++++ Data rows
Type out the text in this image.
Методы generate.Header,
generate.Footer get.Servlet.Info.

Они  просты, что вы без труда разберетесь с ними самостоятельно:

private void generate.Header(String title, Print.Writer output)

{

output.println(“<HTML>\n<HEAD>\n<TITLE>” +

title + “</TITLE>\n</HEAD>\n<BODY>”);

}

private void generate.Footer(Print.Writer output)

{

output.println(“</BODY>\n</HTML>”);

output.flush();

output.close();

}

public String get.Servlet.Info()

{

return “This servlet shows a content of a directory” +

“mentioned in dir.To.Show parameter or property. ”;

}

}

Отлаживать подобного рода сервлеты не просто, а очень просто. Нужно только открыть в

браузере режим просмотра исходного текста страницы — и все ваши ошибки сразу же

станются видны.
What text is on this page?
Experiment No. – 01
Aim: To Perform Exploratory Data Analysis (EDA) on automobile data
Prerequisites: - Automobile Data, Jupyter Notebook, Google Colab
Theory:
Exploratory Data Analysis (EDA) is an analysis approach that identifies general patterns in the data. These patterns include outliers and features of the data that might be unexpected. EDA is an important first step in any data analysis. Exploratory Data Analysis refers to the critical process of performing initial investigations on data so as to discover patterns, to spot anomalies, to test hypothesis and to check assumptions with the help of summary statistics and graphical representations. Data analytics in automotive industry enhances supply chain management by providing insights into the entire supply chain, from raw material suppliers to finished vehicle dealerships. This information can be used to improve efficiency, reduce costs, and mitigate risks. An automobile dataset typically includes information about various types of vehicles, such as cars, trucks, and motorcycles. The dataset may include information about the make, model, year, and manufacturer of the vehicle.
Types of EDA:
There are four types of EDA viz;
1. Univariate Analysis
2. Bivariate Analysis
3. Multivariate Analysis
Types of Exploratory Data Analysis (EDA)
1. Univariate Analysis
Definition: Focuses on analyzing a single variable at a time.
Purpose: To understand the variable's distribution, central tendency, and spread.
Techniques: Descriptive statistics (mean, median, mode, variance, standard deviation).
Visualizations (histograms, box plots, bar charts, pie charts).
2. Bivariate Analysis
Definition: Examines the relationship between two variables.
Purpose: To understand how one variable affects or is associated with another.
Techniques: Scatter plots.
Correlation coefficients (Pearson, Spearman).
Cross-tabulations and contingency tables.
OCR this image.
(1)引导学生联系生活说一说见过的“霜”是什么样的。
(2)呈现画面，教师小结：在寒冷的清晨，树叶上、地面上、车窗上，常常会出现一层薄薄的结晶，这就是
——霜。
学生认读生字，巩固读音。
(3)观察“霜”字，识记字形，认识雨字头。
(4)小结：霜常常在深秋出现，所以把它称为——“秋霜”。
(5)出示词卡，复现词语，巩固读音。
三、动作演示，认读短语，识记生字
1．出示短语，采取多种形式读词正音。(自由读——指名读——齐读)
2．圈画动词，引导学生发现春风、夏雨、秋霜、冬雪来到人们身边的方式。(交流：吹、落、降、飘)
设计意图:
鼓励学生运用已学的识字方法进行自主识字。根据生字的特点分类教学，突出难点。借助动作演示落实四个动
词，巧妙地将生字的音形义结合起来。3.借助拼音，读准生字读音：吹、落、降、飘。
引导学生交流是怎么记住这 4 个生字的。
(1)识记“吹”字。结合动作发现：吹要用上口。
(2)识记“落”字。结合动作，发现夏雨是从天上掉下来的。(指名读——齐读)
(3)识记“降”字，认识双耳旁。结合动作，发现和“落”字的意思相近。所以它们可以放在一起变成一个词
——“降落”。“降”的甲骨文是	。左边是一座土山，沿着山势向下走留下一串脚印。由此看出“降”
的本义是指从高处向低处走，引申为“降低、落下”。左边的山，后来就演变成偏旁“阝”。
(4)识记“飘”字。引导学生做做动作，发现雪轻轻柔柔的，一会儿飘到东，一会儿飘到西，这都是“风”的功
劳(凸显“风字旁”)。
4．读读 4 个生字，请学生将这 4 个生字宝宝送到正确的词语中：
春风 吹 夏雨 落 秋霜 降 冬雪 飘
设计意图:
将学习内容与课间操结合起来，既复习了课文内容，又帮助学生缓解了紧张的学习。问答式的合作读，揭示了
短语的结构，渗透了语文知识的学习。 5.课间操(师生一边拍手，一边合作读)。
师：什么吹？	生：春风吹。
++++++++
Transcribe the whole listing exactly.

Type out the text in this image.
Методы generate.Header,
generate.Footer get.Servlet.Info.

Они  просты, что вы без труда разберетесь с ними самостоятельно:

private void generate.Header(String title, Print.Writer output)

{

output.println(“<HTML>\n<HEAD>\n<TITLE>” +

title + “</TITLE>\n</HEAD>\n<BODY>”);

}

private void generate.Footer(Print.Writer output)

{

output.println(“</BODY>\n</HTML>”);

output.flush();

output.close();

}

public String get.Servlet.Info()

{

return “This servlet shows a content of a directory” +

“mentioned in dir.To.Show parameter or property. ”;

}

}

Отлаживать подобного рода сервлеты не просто, а очень просто. Нужно только открыть в

браузере режим просмотра исходного текста страницы — и все ваши ошибки сразу же

станются видны.
What text is on this page?
Experiment No. – 01
Aim: To Perform Exploratory Data Analysis (EDA) on automobile data
Prerequisites: - Automobile Data, Jupyter Notebook, Google Colab
Theory:
Exploratory Data Analysis (EDA) is an analysis approach that identifies general patterns in the data. These patterns include outliers and features of the data that might be unexpected. EDA is an important first step in any data analysis. Exploratory Data Analysis refers to the critical process of performing initial investigations on data so as to discover patterns, to spot anomalies, to test hypothesis and to check assumptions with the help of summary statistics and graphical representations. Data analytics in automotive industry enhances supply chain management by providing insights into the entire supply chain, from raw material suppliers to finished vehicle dealerships. This information can be used to improve efficiency, reduce costs, and mitigate risks. An automobile dataset typically includes information about various types of vehicles, such as cars, trucks, and motorcycles. The dataset may include information about the make, model, year, and manufacturer of the vehicle.
Types of EDA:
There are four types of EDA viz;
1. Univariate Analysis
2. Bivariate Analysis
3. Multivariate Analysis
Types of Exploratory Data Analysis (EDA)
1. Univariate Analysis
Definition: Focuses on analyzing a single variable at a time.
Purpose: To understand the variable's distribution, central tendency, and spread.
Techniques: Descriptive statistics (mean, median, mode, variance, standard deviation).
Visualizations (histograms, box plots, bar charts, pie charts).
2. Bivariate Analysis
Definition: Examines the relationship between two variables.
Purpose: To understand how one variable affects or is associated with another.
Techniques: Scatter plots.
Correlation coefficients (Pearson, Spearman).
Cross-tabulations and contingency tables.
OCR this image.
(1)引导学生联系生活说一说见过的“霜”是什么样的。
(2)呈现画面，教师小结：在寒冷的清晨，树叶上、地面上、车窗上，常常会出现一层薄薄的结晶，这就是
——霜。
学生认读生字，巩固读音。
(3)观察“霜”字，识记字形，认识雨字头。
(4)小结：霜常常在深秋出现，所以把它称为——“秋霜”。
(5)出示词卡，复现词语，巩固读音。
三、动作演示，认读短语，识记生字
1．出示短语，采取多种形式读词正音。(自由读——指名读——齐读)
2．圈画动词，引导学生发现春风、夏雨、秋霜、冬雪来到人们身边的方式。(交流：吹、落、降、飘)
设计意图:
鼓励学生运用已学的识字方法进行自主识字。根据生字的特点分类教学，突出难点。借助动作演示落实四个动
词，巧妙地将生字的音形义结合起来。3.借助拼音，读准生字读音：吹、落、降、飘。
引导学生交流是怎么记住这 4 个生字的。
(1)识记“吹”字。结合动作发现：吹要用上口。
(2)识记“落”字。结合动作，发现夏雨是从天上掉下来的。(指名读——齐读)
(3)识记“降”字，认识双耳旁。结合动作，发现和“落”字的意思相近。所以它们可以放在一起变成一个词
——“降落”。“降”的甲骨文是	。左边是一座土山，沿着山势向下走留下一串脚印。由此看出“降”
的本义是指从高处向低处走，引申为“降低、落下”。左边的山，后来就演变成偏旁“阝”。
(4)识记“飘”字。引导学生做做动作，发现雪轻轻柔柔的，一会儿飘到东，一会儿飘到西，这都是“风”的功
劳(凸显“风字旁”)。
4．读读 4 个生字，请学生将这 4 个生字宝宝送到正确的词语中：
春风 吹 夏雨 落 秋霜 降 冬雪 飘
设计意图:
将学习内容与课间操结合起来，既复习了课文内容，又帮助学生缓解了紧张的学习。问答式的合作读，揭示了
短语的结构，渗透了语文知识的学习。 5.课间操(师生一边拍手，一边合作读)。
师：什么吹？	生：春风吹。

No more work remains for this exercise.